### Problem statement
Find every line in the records below that holds the word "EURO", and copy it out.

### Provided material
- - -

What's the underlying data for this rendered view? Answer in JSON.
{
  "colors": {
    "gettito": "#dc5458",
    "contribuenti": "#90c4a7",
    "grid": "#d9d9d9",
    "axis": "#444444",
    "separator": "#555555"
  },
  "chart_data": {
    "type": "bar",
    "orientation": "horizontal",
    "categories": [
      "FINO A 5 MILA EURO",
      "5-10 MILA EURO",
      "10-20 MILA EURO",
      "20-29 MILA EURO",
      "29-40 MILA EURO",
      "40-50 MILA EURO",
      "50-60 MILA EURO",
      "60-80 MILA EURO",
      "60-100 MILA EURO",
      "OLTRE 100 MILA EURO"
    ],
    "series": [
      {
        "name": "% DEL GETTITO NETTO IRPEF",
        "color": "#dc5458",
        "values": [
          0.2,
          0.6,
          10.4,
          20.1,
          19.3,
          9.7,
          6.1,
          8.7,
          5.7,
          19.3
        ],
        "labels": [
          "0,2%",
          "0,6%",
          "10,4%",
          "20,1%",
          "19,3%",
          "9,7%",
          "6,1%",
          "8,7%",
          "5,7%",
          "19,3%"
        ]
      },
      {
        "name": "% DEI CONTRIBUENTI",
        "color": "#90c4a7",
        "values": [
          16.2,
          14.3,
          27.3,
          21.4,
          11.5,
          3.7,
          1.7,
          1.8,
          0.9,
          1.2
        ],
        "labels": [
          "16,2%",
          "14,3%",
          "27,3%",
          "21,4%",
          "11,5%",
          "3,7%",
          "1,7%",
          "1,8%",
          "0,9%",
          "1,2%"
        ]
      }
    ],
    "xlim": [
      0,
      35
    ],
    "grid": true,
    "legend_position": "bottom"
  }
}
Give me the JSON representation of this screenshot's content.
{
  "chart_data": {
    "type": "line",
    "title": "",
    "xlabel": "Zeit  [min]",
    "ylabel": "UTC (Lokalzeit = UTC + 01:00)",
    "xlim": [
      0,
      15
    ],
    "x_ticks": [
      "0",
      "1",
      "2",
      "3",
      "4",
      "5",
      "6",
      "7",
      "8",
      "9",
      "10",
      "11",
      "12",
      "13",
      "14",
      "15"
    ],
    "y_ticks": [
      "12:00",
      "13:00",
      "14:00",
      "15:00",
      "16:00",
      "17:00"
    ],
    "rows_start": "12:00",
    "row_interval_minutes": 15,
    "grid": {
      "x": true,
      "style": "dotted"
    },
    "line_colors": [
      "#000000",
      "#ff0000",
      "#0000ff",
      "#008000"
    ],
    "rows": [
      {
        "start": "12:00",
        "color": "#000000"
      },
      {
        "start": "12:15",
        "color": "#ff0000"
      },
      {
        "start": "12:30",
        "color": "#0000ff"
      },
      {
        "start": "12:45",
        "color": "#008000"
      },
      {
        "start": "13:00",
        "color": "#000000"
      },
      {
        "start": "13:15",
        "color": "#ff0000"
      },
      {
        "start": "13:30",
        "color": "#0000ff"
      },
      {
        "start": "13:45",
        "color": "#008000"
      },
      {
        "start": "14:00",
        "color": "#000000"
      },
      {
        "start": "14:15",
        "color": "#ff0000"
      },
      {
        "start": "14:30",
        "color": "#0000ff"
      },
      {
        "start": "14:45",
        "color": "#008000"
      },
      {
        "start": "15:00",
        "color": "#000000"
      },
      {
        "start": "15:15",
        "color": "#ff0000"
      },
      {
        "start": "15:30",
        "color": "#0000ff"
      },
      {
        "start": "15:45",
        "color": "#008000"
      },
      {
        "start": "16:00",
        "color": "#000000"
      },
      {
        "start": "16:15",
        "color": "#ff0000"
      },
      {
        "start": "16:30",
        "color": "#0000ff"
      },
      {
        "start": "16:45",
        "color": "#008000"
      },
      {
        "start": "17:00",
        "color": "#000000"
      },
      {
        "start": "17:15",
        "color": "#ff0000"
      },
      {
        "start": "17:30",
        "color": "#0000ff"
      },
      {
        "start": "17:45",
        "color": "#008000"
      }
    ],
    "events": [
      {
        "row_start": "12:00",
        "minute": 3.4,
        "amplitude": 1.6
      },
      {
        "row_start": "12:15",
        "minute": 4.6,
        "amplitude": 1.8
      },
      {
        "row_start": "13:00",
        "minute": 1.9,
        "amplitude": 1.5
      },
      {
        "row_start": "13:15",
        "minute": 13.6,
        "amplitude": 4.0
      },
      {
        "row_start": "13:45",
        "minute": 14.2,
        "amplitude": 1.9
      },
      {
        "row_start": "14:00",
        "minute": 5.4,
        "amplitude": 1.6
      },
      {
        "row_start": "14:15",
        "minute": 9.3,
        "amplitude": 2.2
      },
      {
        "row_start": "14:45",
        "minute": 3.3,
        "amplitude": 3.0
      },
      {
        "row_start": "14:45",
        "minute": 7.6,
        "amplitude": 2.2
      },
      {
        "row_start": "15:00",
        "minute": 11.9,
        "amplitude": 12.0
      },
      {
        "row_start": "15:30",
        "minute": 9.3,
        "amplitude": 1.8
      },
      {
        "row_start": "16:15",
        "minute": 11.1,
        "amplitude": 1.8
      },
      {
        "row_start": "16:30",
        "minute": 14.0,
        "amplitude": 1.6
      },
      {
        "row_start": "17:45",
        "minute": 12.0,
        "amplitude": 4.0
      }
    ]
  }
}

- - -

### Exercise output
      "FINO A 5 MILA EURO",
      "5-10 MILA EURO",
      "10-20 MILA EURO",
      "20-29 MILA EURO",
      "29-40 MILA EURO",
      "40-50 MILA EURO",
      "50-60 MILA EURO",
      "60-80 MILA EURO",
      "60-100 MILA EURO",
      "OLTRE 100 MILA EURO"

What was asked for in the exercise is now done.